WHAT TO PRODUCE >> Report the count of lines below that include "starfsmenn", without any other text.

RECORDS TO PROCESS >>

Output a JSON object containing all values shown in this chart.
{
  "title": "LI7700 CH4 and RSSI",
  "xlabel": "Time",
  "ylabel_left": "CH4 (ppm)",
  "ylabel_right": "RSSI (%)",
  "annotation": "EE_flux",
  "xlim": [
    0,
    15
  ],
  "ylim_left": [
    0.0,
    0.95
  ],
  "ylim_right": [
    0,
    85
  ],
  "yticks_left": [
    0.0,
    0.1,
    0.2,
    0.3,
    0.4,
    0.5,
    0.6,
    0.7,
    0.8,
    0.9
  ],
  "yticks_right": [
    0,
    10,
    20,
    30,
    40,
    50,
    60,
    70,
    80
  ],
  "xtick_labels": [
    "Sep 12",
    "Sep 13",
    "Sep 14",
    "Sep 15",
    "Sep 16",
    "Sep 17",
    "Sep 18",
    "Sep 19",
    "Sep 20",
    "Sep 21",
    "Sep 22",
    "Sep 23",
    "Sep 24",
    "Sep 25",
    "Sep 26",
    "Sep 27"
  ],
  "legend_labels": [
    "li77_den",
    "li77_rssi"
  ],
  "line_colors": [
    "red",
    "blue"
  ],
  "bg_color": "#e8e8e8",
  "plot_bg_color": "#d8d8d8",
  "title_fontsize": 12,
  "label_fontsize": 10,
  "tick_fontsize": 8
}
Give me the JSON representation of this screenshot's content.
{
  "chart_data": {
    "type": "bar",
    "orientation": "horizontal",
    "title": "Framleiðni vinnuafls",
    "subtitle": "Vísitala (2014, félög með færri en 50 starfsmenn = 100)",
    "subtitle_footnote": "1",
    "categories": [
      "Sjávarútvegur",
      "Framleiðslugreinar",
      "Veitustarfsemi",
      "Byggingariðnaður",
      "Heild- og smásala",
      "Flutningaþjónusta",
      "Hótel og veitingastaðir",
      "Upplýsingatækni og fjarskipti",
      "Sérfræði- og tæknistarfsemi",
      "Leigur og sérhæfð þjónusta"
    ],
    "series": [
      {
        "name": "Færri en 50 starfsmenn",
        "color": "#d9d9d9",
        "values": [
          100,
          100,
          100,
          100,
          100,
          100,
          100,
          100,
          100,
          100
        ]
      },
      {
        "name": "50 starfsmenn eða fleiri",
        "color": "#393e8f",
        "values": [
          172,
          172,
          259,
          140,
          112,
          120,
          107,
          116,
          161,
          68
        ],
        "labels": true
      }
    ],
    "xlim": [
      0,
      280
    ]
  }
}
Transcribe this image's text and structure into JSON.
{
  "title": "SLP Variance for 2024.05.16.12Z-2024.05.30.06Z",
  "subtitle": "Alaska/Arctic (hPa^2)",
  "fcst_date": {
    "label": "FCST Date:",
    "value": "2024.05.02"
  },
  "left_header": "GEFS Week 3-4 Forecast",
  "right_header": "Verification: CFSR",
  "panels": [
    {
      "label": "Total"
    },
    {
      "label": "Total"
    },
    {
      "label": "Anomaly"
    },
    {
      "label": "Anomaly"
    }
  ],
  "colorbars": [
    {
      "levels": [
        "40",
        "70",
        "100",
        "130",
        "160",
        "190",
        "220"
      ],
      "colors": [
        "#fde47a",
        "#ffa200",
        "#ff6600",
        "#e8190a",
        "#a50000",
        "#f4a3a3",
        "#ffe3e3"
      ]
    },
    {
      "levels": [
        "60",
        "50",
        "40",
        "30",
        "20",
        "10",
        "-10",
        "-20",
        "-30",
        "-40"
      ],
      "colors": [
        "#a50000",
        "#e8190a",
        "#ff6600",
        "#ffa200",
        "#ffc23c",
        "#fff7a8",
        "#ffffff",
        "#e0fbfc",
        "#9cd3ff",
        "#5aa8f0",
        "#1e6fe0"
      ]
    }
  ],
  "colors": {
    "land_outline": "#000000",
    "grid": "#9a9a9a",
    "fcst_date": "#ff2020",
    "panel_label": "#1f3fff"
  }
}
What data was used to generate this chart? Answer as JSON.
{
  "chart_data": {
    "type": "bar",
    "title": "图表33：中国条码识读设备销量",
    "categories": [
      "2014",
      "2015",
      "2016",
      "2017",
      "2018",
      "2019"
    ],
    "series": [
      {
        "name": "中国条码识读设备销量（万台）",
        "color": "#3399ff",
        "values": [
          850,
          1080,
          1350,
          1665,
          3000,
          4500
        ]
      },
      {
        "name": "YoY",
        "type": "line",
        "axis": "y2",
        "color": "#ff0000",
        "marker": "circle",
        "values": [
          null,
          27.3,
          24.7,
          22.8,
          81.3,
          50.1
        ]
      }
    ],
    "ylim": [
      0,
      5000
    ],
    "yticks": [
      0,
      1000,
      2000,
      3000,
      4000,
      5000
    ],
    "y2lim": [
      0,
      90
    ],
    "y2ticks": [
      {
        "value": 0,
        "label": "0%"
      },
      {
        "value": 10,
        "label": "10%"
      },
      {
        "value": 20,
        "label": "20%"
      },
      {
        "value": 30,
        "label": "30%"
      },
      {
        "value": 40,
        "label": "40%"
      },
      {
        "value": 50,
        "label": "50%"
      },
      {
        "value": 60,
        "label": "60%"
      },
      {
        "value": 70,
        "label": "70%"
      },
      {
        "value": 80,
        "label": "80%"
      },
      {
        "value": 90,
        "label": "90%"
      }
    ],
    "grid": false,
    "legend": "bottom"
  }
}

FULL ANSWER >> 3